* WHAT THIS TASK INVOLVES
In the copy, keep every record exact and leave out all images.

Dataset entries
● ● ●
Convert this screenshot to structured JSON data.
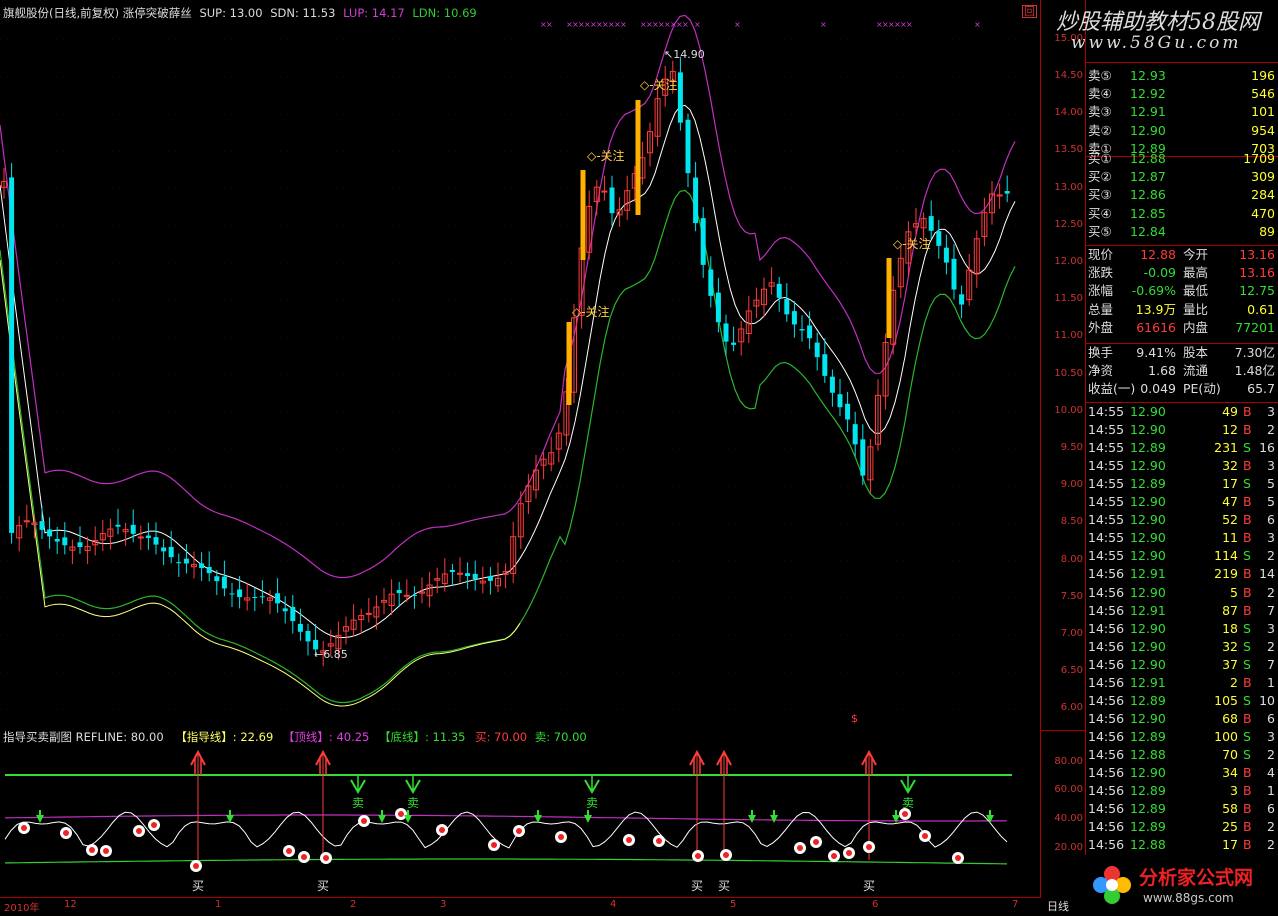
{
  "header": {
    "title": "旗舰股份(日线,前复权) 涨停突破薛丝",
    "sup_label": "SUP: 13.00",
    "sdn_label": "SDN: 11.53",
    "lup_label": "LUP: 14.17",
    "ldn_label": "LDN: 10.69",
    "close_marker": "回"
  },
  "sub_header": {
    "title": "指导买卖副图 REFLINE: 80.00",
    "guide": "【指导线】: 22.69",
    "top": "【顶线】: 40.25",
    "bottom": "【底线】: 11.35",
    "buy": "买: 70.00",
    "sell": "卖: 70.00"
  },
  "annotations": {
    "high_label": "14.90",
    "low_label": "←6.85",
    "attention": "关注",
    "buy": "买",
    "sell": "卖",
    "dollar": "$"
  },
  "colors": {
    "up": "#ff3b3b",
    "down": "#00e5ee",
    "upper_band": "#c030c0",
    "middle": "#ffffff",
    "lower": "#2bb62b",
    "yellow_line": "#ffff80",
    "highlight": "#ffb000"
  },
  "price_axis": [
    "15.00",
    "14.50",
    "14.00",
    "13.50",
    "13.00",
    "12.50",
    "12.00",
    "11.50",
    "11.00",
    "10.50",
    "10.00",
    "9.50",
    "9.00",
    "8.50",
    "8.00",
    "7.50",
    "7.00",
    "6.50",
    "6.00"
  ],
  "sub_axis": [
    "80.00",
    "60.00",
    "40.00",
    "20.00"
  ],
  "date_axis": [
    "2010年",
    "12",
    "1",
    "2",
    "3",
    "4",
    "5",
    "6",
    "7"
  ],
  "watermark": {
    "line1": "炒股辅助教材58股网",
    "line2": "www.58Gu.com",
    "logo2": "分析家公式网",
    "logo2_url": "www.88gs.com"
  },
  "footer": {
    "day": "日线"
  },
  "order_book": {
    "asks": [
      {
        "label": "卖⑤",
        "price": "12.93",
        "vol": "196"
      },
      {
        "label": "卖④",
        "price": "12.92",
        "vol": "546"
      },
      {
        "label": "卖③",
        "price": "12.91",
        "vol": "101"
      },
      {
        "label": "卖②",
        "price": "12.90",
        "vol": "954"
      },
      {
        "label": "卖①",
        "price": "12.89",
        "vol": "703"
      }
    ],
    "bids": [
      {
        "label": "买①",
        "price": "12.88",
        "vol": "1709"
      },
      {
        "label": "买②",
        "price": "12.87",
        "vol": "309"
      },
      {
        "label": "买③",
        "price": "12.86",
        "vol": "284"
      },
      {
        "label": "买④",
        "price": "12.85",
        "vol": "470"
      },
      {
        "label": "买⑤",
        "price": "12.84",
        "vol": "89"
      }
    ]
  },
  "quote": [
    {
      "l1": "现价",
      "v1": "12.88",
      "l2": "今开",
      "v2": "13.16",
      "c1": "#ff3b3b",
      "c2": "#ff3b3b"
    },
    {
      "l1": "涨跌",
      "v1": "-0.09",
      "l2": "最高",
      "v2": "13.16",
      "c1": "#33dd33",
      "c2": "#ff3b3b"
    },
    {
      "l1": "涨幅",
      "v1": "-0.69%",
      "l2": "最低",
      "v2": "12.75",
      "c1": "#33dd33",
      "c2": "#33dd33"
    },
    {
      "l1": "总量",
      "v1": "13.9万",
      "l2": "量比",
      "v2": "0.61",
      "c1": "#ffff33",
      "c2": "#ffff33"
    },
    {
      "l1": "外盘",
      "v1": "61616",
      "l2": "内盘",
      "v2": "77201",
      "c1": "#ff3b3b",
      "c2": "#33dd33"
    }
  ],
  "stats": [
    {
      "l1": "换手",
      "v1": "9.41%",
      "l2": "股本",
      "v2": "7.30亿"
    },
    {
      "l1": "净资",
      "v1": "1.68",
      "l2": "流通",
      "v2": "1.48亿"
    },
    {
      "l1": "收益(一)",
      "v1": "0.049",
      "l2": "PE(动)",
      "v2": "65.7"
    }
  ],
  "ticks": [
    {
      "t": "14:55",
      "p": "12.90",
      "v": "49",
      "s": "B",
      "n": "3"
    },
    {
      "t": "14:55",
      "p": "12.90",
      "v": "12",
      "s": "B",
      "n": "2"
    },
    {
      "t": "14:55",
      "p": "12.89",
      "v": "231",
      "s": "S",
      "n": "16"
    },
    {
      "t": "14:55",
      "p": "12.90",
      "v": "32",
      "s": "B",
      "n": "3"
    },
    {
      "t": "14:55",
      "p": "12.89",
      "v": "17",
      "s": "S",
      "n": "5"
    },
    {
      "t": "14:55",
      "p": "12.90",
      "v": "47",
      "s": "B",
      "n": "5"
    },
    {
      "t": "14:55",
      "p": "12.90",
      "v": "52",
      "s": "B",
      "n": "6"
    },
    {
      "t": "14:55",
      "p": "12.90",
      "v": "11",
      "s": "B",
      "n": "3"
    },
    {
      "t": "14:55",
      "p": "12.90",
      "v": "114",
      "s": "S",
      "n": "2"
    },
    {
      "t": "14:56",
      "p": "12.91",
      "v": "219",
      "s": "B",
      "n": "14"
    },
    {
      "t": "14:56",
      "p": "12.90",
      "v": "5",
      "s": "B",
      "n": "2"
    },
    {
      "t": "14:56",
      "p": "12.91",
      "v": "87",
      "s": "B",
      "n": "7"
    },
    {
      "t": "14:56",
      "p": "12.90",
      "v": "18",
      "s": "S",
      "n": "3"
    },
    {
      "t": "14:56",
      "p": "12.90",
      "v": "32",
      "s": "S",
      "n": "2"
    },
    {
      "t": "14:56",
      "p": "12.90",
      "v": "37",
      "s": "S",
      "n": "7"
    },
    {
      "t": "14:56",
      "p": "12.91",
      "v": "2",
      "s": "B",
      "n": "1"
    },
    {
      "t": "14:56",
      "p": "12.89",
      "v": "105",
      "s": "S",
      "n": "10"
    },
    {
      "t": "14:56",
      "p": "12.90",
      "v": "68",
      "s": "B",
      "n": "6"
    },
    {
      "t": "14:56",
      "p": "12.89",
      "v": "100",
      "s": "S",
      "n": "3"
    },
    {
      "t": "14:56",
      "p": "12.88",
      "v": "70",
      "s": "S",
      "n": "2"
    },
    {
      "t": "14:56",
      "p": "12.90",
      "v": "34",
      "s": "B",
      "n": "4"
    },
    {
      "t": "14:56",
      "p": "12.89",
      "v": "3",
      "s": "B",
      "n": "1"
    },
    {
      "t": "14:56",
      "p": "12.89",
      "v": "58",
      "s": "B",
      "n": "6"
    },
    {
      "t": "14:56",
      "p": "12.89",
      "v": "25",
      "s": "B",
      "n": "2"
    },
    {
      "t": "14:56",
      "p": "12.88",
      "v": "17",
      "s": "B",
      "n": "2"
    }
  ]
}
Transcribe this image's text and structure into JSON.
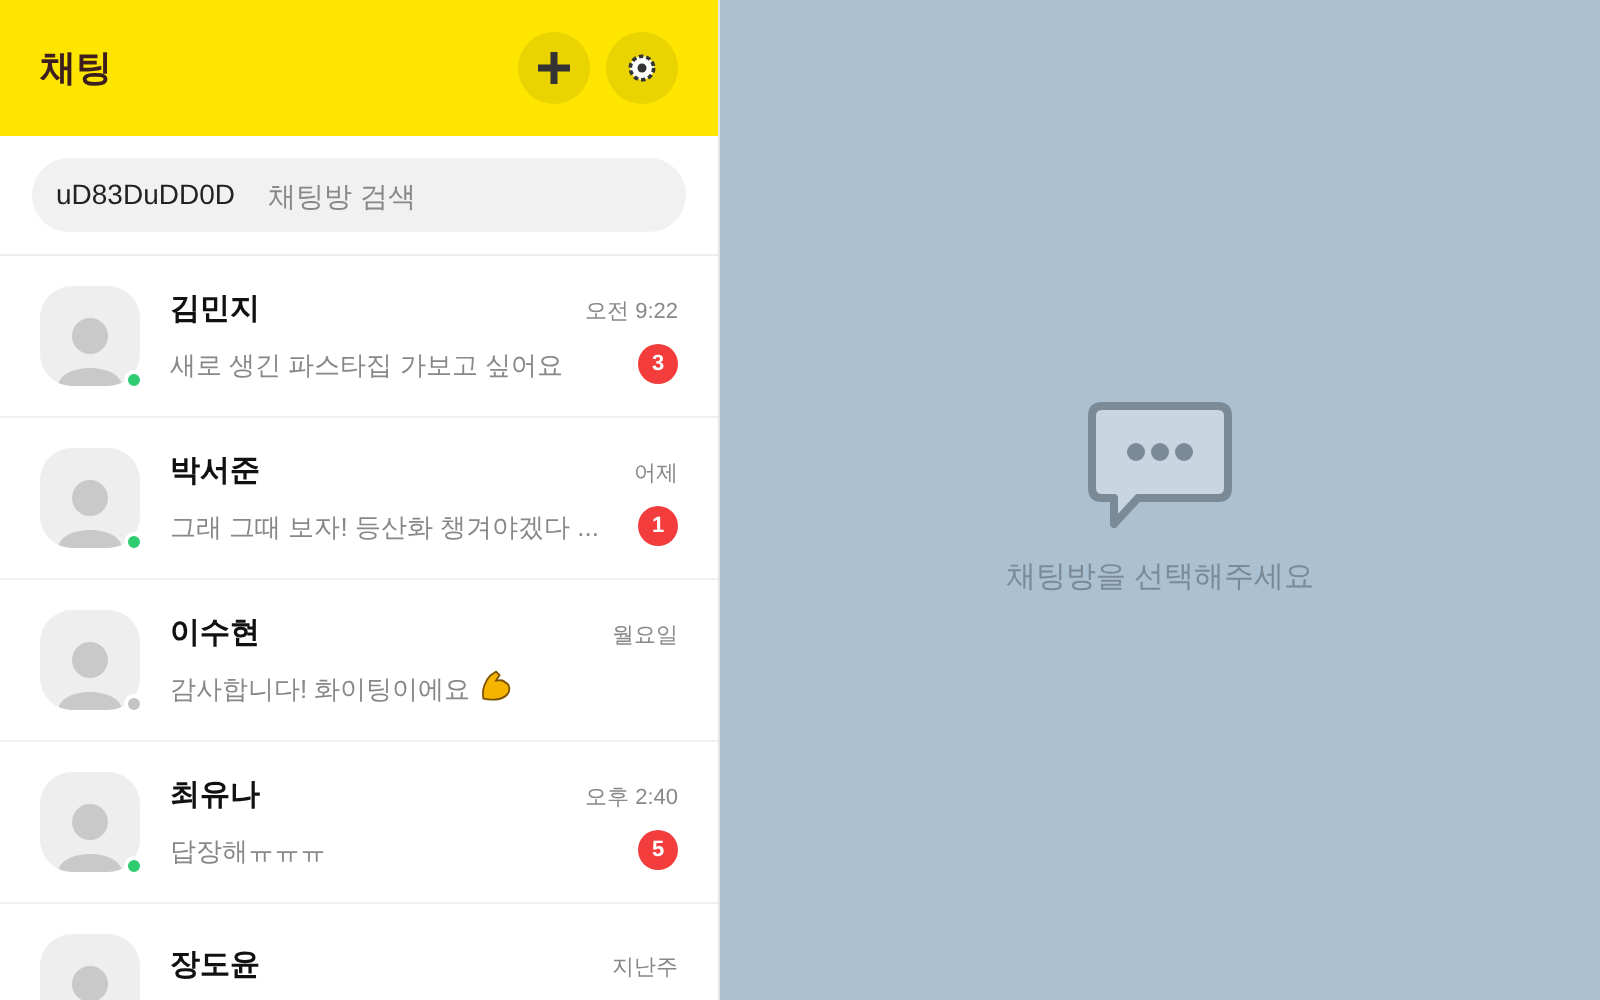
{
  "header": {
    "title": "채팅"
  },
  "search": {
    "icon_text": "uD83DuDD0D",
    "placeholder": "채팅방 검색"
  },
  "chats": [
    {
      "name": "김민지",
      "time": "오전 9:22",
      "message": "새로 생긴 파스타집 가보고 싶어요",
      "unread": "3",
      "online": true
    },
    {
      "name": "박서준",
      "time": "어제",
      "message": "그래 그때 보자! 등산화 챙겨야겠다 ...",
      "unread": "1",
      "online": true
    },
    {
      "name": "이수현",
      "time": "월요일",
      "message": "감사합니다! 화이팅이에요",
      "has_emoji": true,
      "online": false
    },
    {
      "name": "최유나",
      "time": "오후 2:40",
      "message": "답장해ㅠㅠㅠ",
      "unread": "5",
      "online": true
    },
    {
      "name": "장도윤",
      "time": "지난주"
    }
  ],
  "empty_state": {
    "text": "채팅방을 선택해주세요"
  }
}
● ● ●
* RESPONSE TO THIS EXERCISE
Convert this screenshot to structured JSON data.
{
  "header": {
    "title": "旗舰股份(日线,前复权) 涨停突破薛丝",
    "sup_label": "SUP: 13.00",
    "sdn_label": "SDN: 11.53",
    "lup_label": "LUP: 14.17",
    "ldn_label": "LDN: 10.69",
    "close_marker": "回"
  },
  "sub_header": {
    "title": "指导买卖副图 REFLINE: 80.00",
    "guide": "【指导线】: 22.69",
    "top": "【顶线】: 40.25",
    "bottom": "【底线】: 11.35",
    "buy": "买: 70.00",
    "sell": "卖: 70.00"
  },
  "annotations": {
    "high_label": "14.90",
    "low_label": "←6.85",
    "attention": "关注",
    "buy": "买",
    "sell": "卖",
    "dollar": "$"
  },
  "colors": {
    "up": "#ff3b3b",
    "down": "#00e5ee",
    "upper_band": "#c030c0",
    "middle": "#ffffff",
    "lower": "#2bb62b",
    "yellow_line": "#ffff80",
    "highlight": "#ffb000"
  },
  "price_axis": [
    "15.00",
    "14.50",
    "14.00",
    "13.50",
    "13.00",
    "12.50",
    "12.00",
    "11.50",
    "11.00",
    "10.50",
    "10.00",
    "9.50",
    "9.00",
    "8.50",
    "8.00",
    "7.50",
    "7.00",
    "6.50",
    "6.00"
  ],
  "sub_axis": [
    "80.00",
    "60.00",
    "40.00",
    "20.00"
  ],
  "date_axis": [
    "2010年",
    "12",
    "1",
    "2",
    "3",
    "4",
    "5",
    "6",
    "7"
  ],
  "watermark": {
    "line1": "炒股辅助教材58股网",
    "line2": "www.58Gu.com",
    "logo2": "分析家公式网",
    "logo2_url": "www.88gs.com"
  },
  "footer": {
    "day": "日线"
  },
  "order_book": {
    "asks": [
      {
        "label": "卖⑤",
        "price": "12.93",
        "vol": "196"
      },
      {
        "label": "卖④",
        "price": "12.92",
        "vol": "546"
      },
      {
        "label": "卖③",
        "price": "12.91",
        "vol": "101"
      },
      {
        "label": "卖②",
        "price": "12.90",
        "vol": "954"
      },
      {
        "label": "卖①",
        "price": "12.89",
        "vol": "703"
      }
    ],
    "bids": [
      {
        "label": "买①",
        "price": "12.88",
        "vol": "1709"
      },
      {
        "label": "买②",
        "price": "12.87",
        "vol": "309"
      },
      {
        "label": "买③",
        "price": "12.86",
        "vol": "284"
      },
      {
        "label": "买④",
        "price": "12.85",
        "vol": "470"
      },
      {
        "label": "买⑤",
        "price": "12.84",
        "vol": "89"
      }
    ]
  },
  "quote": [
    {
      "l1": "现价",
      "v1": "12.88",
      "l2": "今开",
      "v2": "13.16",
      "c1": "#ff3b3b",
      "c2": "#ff3b3b"
    },
    {
      "l1": "涨跌",
      "v1": "-0.09",
      "l2": "最高",
      "v2": "13.16",
      "c1": "#33dd33",
      "c2": "#ff3b3b"
    },
    {
      "l1": "涨幅",
      "v1": "-0.69%",
      "l2": "最低",
      "v2": "12.75",
      "c1": "#33dd33",
      "c2": "#33dd33"
    },
    {
      "l1": "总量",
      "v1": "13.9万",
      "l2": "量比",
      "v2": "0.61",
      "c1": "#ffff33",
      "c2": "#ffff33"
    },
    {
      "l1": "外盘",
      "v1": "61616",
      "l2": "内盘",
      "v2": "77201",
      "c1": "#ff3b3b",
      "c2": "#33dd33"
    }
  ],
  "stats": [
    {
      "l1": "换手",
      "v1": "9.41%",
      "l2": "股本",
      "v2": "7.30亿"
    },
    {
      "l1": "净资",
      "v1": "1.68",
      "l2": "流通",
      "v2": "1.48亿"
    },
    {
      "l1": "收益(一)",
      "v1": "0.049",
      "l2": "PE(动)",
      "v2": "65.7"
    }
  ],
  "ticks": [
    {
      "t": "14:55",
      "p": "12.90",
      "v": "49",
      "s": "B",
      "n": "3"
    },
    {
      "t": "14:55",
      "p": "12.90",
      "v": "12",
      "s": "B",
      "n": "2"
    },
    {
      "t": "14:55",
      "p": "12.89",
      "v": "231",
      "s": "S",
      "n": "16"
    },
    {
      "t": "14:55",
      "p": "12.90",
      "v": "32",
      "s": "B",
      "n": "3"
    },
    {
      "t": "14:55",
      "p": "12.89",
      "v": "17",
      "s": "S",
      "n": "5"
    },
    {
      "t": "14:55",
      "p": "12.90",
      "v": "47",
      "s": "B",
      "n": "5"
    },
    {
      "t": "14:55",
      "p": "12.90",
      "v": "52",
      "s": "B",
      "n": "6"
    },
    {
      "t": "14:55",
      "p": "12.90",
      "v": "11",
      "s": "B",
      "n": "3"
    },
    {
      "t": "14:55",
      "p": "12.90",
      "v": "114",
      "s": "S",
      "n": "2"
    },
    {
      "t": "14:56",
      "p": "12.91",
      "v": "219",
      "s": "B",
      "n": "14"
    },
    {
      "t": "14:56",
      "p": "12.90",
      "v": "5",
      "s": "B",
      "n": "2"
    },
    {
      "t": "14:56",
      "p": "12.91",
      "v": "87",
      "s": "B",
      "n": "7"
    },
    {
      "t": "14:56",
      "p": "12.90",
      "v": "18",
      "s": "S",
      "n": "3"
    },
    {
      "t": "14:56",
      "p": "12.90",
      "v": "32",
      "s": "S",
      "n": "2"
    },
    {
      "t": "14:56",
      "p": "12.90",
      "v": "37",
      "s": "S",
      "n": "7"
    },
    {
      "t": "14:56",
      "p": "12.91",
      "v": "2",
      "s": "B",
      "n": "1"
    },
    {
      "t": "14:56",
      "p": "12.89",
      "v": "105",
      "s": "S",
      "n": "10"
    },
    {
      "t": "14:56",
      "p": "12.90",
      "v": "68",
      "s": "B",
      "n": "6"
    },
    {
      "t": "14:56",
      "p": "12.89",
      "v": "100",
      "s": "S",
      "n": "3"
    },
    {
      "t": "14:56",
      "p": "12.88",
      "v": "70",
      "s": "S",
      "n": "2"
    },
    {
      "t": "14:56",
      "p": "12.90",
      "v": "34",
      "s": "B",
      "n": "4"
    },
    {
      "t": "14:56",
      "p": "12.89",
      "v": "3",
      "s": "B",
      "n": "1"
    },
    {
      "t": "14:56",
      "p": "12.89",
      "v": "58",
      "s": "B",
      "n": "6"
    },
    {
      "t": "14:56",
      "p": "12.89",
      "v": "25",
      "s": "B",
      "n": "2"
    },
    {
      "t": "14:56",
      "p": "12.88",
      "v": "17",
      "s": "B",
      "n": "2"
    }
  ]
}
Transcribe this image's text and structure into JSON.
{
  "header": {
    "title": "채팅"
  },
  "search": {
    "icon_text": "uD83DuDD0D",
    "placeholder": "채팅방 검색"
  },
  "chats": [
    {
      "name": "김민지",
      "time": "오전 9:22",
      "message": "새로 생긴 파스타집 가보고 싶어요",
      "unread": "3",
      "online": true
    },
    {
      "name": "박서준",
      "time": "어제",
      "message": "그래 그때 보자! 등산화 챙겨야겠다 ...",
      "unread": "1",
      "online": true
    },
    {
      "name": "이수현",
      "time": "월요일",
      "message": "감사합니다! 화이팅이에요",
      "has_emoji": true,
      "online": false
    },
    {
      "name": "최유나",
      "time": "오후 2:40",
      "message": "답장해ㅠㅠㅠ",
      "unread": "5",
      "online": true
    },
    {
      "name": "장도윤",
      "time": "지난주"
    }
  ],
  "empty_state": {
    "text": "채팅방을 선택해주세요"
  }
}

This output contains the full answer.